Stored data
----------
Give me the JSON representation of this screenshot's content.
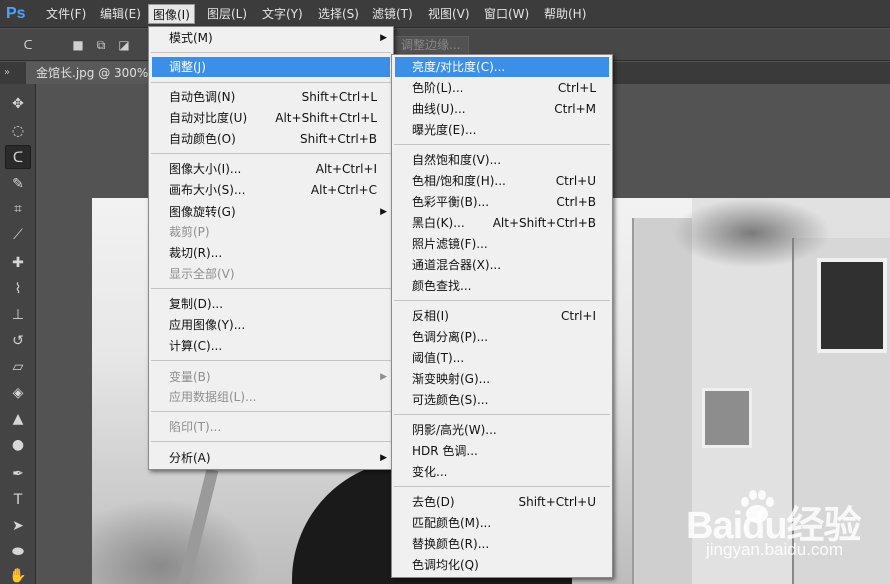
{
  "app": {
    "logo": "Ps"
  },
  "menubar": [
    {
      "label": "文件(F)"
    },
    {
      "label": "编辑(E)"
    },
    {
      "label": "图像(I)"
    },
    {
      "label": "图层(L)"
    },
    {
      "label": "文字(Y)"
    },
    {
      "label": "选择(S)"
    },
    {
      "label": "滤镜(T)"
    },
    {
      "label": "视图(V)"
    },
    {
      "label": "窗口(W)"
    },
    {
      "label": "帮助(H)"
    }
  ],
  "options_bar": {
    "refine_edge_label": "调整边缘..."
  },
  "document_tab": {
    "label": "金馆长.jpg @ 300%("
  },
  "image_menu": {
    "items": [
      {
        "label": "模式(M)",
        "shortcut": "",
        "submenu": true
      },
      {
        "label": "调整(J)",
        "shortcut": "",
        "submenu": true
      },
      {
        "label": "自动色调(N)",
        "shortcut": "Shift+Ctrl+L"
      },
      {
        "label": "自动对比度(U)",
        "shortcut": "Alt+Shift+Ctrl+L"
      },
      {
        "label": "自动颜色(O)",
        "shortcut": "Shift+Ctrl+B"
      },
      {
        "label": "图像大小(I)...",
        "shortcut": "Alt+Ctrl+I"
      },
      {
        "label": "画布大小(S)...",
        "shortcut": "Alt+Ctrl+C"
      },
      {
        "label": "图像旋转(G)",
        "shortcut": "",
        "submenu": true
      },
      {
        "label": "裁剪(P)",
        "shortcut": "",
        "disabled": true
      },
      {
        "label": "裁切(R)...",
        "shortcut": ""
      },
      {
        "label": "显示全部(V)",
        "shortcut": "",
        "disabled": true
      },
      {
        "label": "复制(D)...",
        "shortcut": ""
      },
      {
        "label": "应用图像(Y)...",
        "shortcut": ""
      },
      {
        "label": "计算(C)...",
        "shortcut": ""
      },
      {
        "label": "变量(B)",
        "shortcut": "",
        "disabled": true,
        "submenu": true
      },
      {
        "label": "应用数据组(L)...",
        "shortcut": "",
        "disabled": true
      },
      {
        "label": "陷印(T)...",
        "shortcut": "",
        "disabled": true
      },
      {
        "label": "分析(A)",
        "shortcut": "",
        "submenu": true
      }
    ]
  },
  "adjust_menu": {
    "items": [
      {
        "label": "亮度/对比度(C)...",
        "shortcut": ""
      },
      {
        "label": "色阶(L)...",
        "shortcut": "Ctrl+L"
      },
      {
        "label": "曲线(U)...",
        "shortcut": "Ctrl+M"
      },
      {
        "label": "曝光度(E)...",
        "shortcut": ""
      },
      {
        "label": "自然饱和度(V)...",
        "shortcut": ""
      },
      {
        "label": "色相/饱和度(H)...",
        "shortcut": "Ctrl+U"
      },
      {
        "label": "色彩平衡(B)...",
        "shortcut": "Ctrl+B"
      },
      {
        "label": "黑白(K)...",
        "shortcut": "Alt+Shift+Ctrl+B"
      },
      {
        "label": "照片滤镜(F)...",
        "shortcut": ""
      },
      {
        "label": "通道混合器(X)...",
        "shortcut": ""
      },
      {
        "label": "颜色查找...",
        "shortcut": ""
      },
      {
        "label": "反相(I)",
        "shortcut": "Ctrl+I"
      },
      {
        "label": "色调分离(P)...",
        "shortcut": ""
      },
      {
        "label": "阈值(T)...",
        "shortcut": ""
      },
      {
        "label": "渐变映射(G)...",
        "shortcut": ""
      },
      {
        "label": "可选颜色(S)...",
        "shortcut": ""
      },
      {
        "label": "阴影/高光(W)...",
        "shortcut": ""
      },
      {
        "label": "HDR 色调...",
        "shortcut": ""
      },
      {
        "label": "变化...",
        "shortcut": ""
      },
      {
        "label": "去色(D)",
        "shortcut": "Shift+Ctrl+U"
      },
      {
        "label": "匹配颜色(M)...",
        "shortcut": ""
      },
      {
        "label": "替换颜色(R)...",
        "shortcut": ""
      },
      {
        "label": "色调均化(Q)",
        "shortcut": ""
      }
    ]
  },
  "watermark": {
    "brand": "Baidu经验",
    "url": "jingyan.baidu.com"
  },
  "colors": {
    "highlight": "#3b8fe8",
    "menu_bg": "#f0f0f0",
    "app_bg": "#535353",
    "logo_blue": "#4aa3ff"
  }
}
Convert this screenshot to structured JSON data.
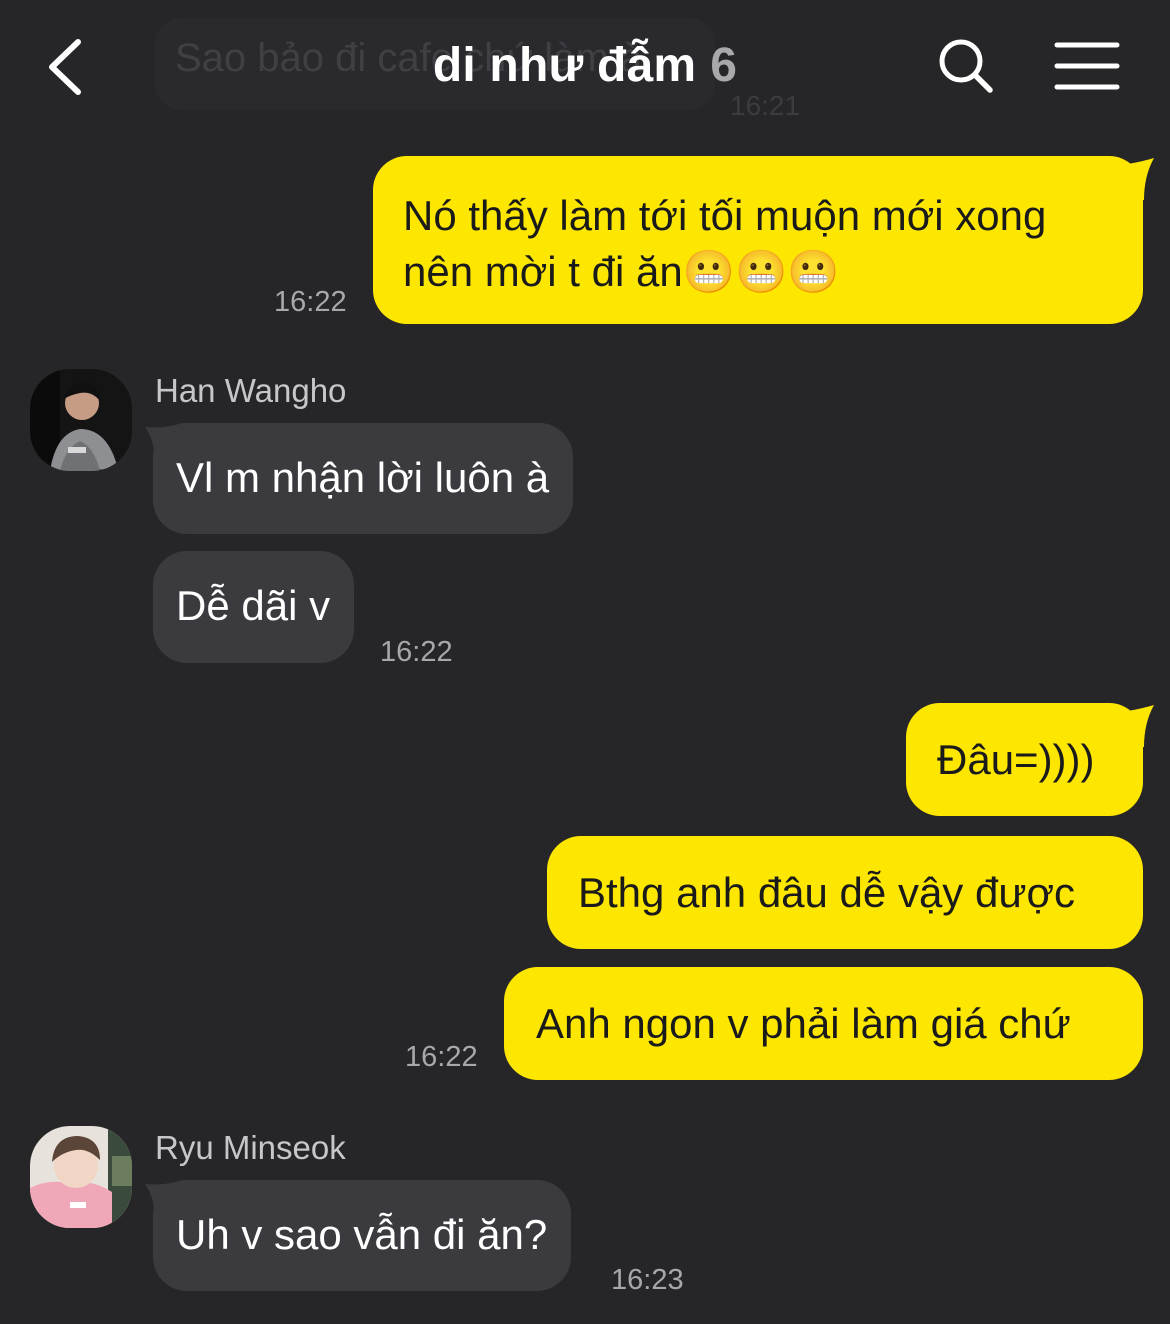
{
  "header": {
    "title": "di như đẫm",
    "member_count": "6",
    "ghost_preview_text": "Sao bảo đi cafe chứ làm à",
    "ghost_preview_time": "16:21"
  },
  "messages": [
    {
      "side": "mine",
      "lines": [
        "Nó thấy làm tới tối muộn mới xong",
        "nên mời t đi ăn😬😬😬"
      ],
      "time": "16:22"
    },
    {
      "side": "theirs",
      "sender": "Han Wangho",
      "text": "Vl m nhận lời luôn à"
    },
    {
      "side": "theirs",
      "text": "Dễ dãi v",
      "time": "16:22"
    },
    {
      "side": "mine",
      "text": "Đâu=))))"
    },
    {
      "side": "mine",
      "text": "Bthg anh đâu dễ vậy được"
    },
    {
      "side": "mine",
      "text": "Anh ngon v phải làm giá chứ",
      "time": "16:22"
    },
    {
      "side": "theirs",
      "sender": "Ryu Minseok",
      "text": "Uh v sao vẫn đi ăn?",
      "time": "16:23"
    }
  ],
  "colors": {
    "background": "#262629",
    "my_bubble": "#fde600",
    "their_bubble": "#3b3b3f",
    "timestamp": "#a8a8ac"
  },
  "icons": {
    "back": "chevron-left-icon",
    "search": "search-icon",
    "menu": "hamburger-menu-icon"
  }
}
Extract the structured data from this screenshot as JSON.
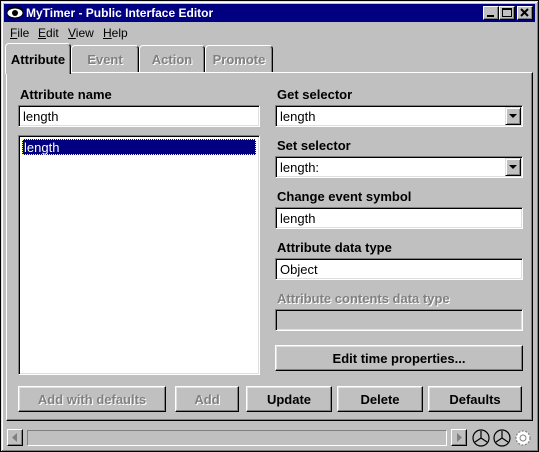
{
  "window": {
    "title": "MyTimer - Public Interface Editor"
  },
  "menu": [
    {
      "key": "F",
      "rest": "ile"
    },
    {
      "key": "E",
      "rest": "dit"
    },
    {
      "key": "V",
      "rest": "iew"
    },
    {
      "key": "H",
      "rest": "elp"
    }
  ],
  "tabs": {
    "attribute": "Attribute",
    "event": "Event",
    "action": "Action",
    "promote": "Promote"
  },
  "attribute_name": {
    "label": "Attribute name",
    "value": "length",
    "list_items": [
      "length"
    ]
  },
  "get_selector": {
    "label": "Get selector",
    "value": "length"
  },
  "set_selector": {
    "label": "Set selector",
    "value": "length:"
  },
  "change_event_symbol": {
    "label": "Change event symbol",
    "value": "length"
  },
  "attribute_data_type": {
    "label": "Attribute data type",
    "value": "Object"
  },
  "attribute_contents_data_type": {
    "label": "Attribute contents data type",
    "value": ""
  },
  "buttons": {
    "edit_time_properties": "Edit time properties...",
    "add_with_defaults": "Add with defaults",
    "add": "Add",
    "update": "Update",
    "delete": "Delete",
    "defaults": "Defaults"
  },
  "colors": {
    "face": "#c0c0c0",
    "titlebar": "#000080",
    "selection": "#000080",
    "disabled_text": "#808080"
  }
}
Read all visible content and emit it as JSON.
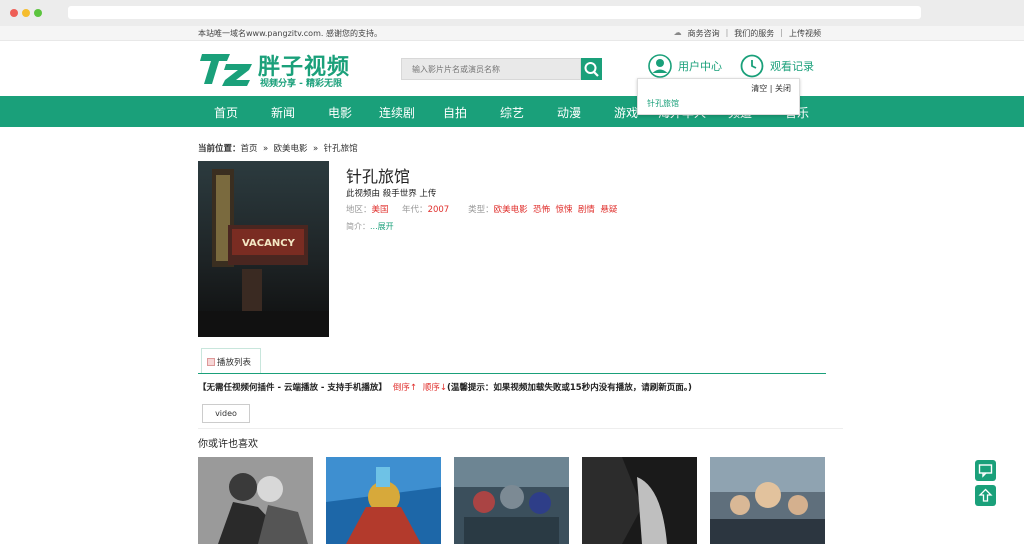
{
  "top": {
    "notice": "本站唯一域名www.pangzitv.com. 感谢您的支持。",
    "links": [
      "商务咨询",
      "我们的服务",
      "上传视频"
    ]
  },
  "header": {
    "brand": "胖子视频",
    "slogan": "视频分享 - 精彩无限",
    "search_placeholder": "输入影片片名或演员名称",
    "user_center": "用户中心",
    "history": "观看记录"
  },
  "nav": [
    "首页",
    "新闻",
    "电影",
    "连续剧",
    "自拍",
    "综艺",
    "动漫",
    "游戏",
    "海外华人",
    "频道",
    "音乐"
  ],
  "history_popup": {
    "clear": "清空",
    "close": "关闭",
    "item": "针孔旅馆"
  },
  "breadcrumb": {
    "label": "当前位置：",
    "items": [
      "首页",
      "欧美电影",
      "针孔旅馆"
    ],
    "separator": "»"
  },
  "movie": {
    "title": "针孔旅馆",
    "uploader": "此视频由 殺手世界 上传",
    "region_label": "地区：",
    "region": "美国",
    "year_label": "年代：",
    "year": "2007",
    "genre_label": "类型：",
    "genres": [
      "欧美电影",
      "恐怖",
      "惊悚",
      "剧情",
      "悬疑"
    ],
    "intro_label": "简介：",
    "expand": "...展开",
    "poster_text": "VACANCY"
  },
  "playlist": {
    "tab": "播放列表",
    "info": "【无需任视频何插件 - 云端播放 - 支持手机播放】",
    "desc_order": "倒序↑",
    "asc_order": "顺序↓",
    "tip": "(温馨提示：如果视频加载失败或15秒内没有播放，请刷新页面。)",
    "source": "video"
  },
  "recommend": {
    "title": "你或许也喜欢"
  },
  "colors": {
    "brand": "#1aa07a",
    "accent_red": "#e0302d"
  }
}
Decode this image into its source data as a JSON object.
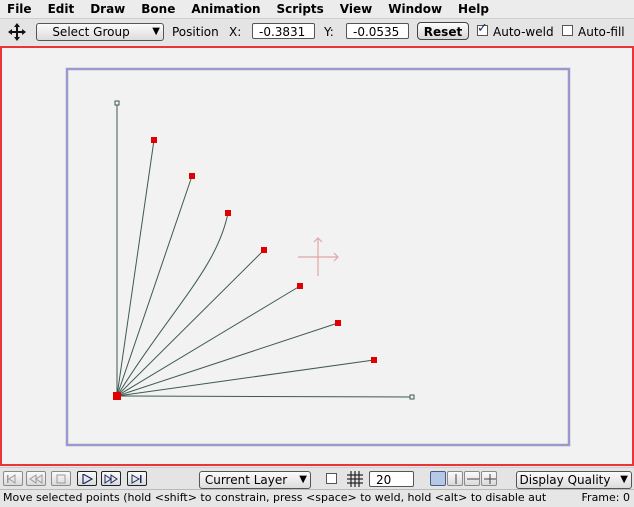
----------
**Exercise objective**
Everything from the line containing "Read all visible content and emit it as JSON." to the last line of the listing above must be reproduced exactly, with no pictures included.

**Finished exercise**
Read all visible content and emit it as JSON.
{
  "top": {
    "notice": "本站唯一域名www.pangzitv.com. 感谢您的支持。",
    "links": [
      "商务咨询",
      "我们的服务",
      "上传视频"
    ]
  },
  "header": {
    "brand": "胖子视频",
    "slogan": "视频分享 - 精彩无限",
    "search_placeholder": "输入影片片名或演员名称",
    "user_center": "用户中心",
    "history": "观看记录"
  },
  "nav": [
    "首页",
    "新闻",
    "电影",
    "连续剧",
    "自拍",
    "综艺",
    "动漫",
    "游戏",
    "海外华人",
    "频道",
    "音乐"
  ],
  "history_popup": {
    "clear": "清空",
    "close": "关闭",
    "item": "针孔旅馆"
  },
  "breadcrumb": {
    "label": "当前位置：",
    "items": [
      "首页",
      "欧美电影",
      "针孔旅馆"
    ],
    "separator": "»"
  },
  "movie": {
    "title": "针孔旅馆",
    "uploader": "此视频由 殺手世界 上传",
    "region_label": "地区：",
    "region": "美国",
    "year_label": "年代：",
    "year": "2007",
    "genre_label": "类型：",
    "genres": [
      "欧美电影",
      "恐怖",
      "惊悚",
      "剧情",
      "悬疑"
    ],
    "intro_label": "简介：",
    "expand": "...展开",
    "poster_text": "VACANCY"
  },
  "playlist": {
    "tab": "播放列表",
    "info": "【无需任视频何插件 - 云端播放 - 支持手机播放】",
    "desc_order": "倒序↑",
    "asc_order": "顺序↓",
    "tip": "(温馨提示：如果视频加载失败或15秒内没有播放，请刷新页面。)",
    "source": "video"
  },
  "recommend": {
    "title": "你或许也喜欢"
  },
  "colors": {
    "brand": "#1aa07a",
    "accent_red": "#e0302d"
  }
}
Decode this image into its source data as a JSON object.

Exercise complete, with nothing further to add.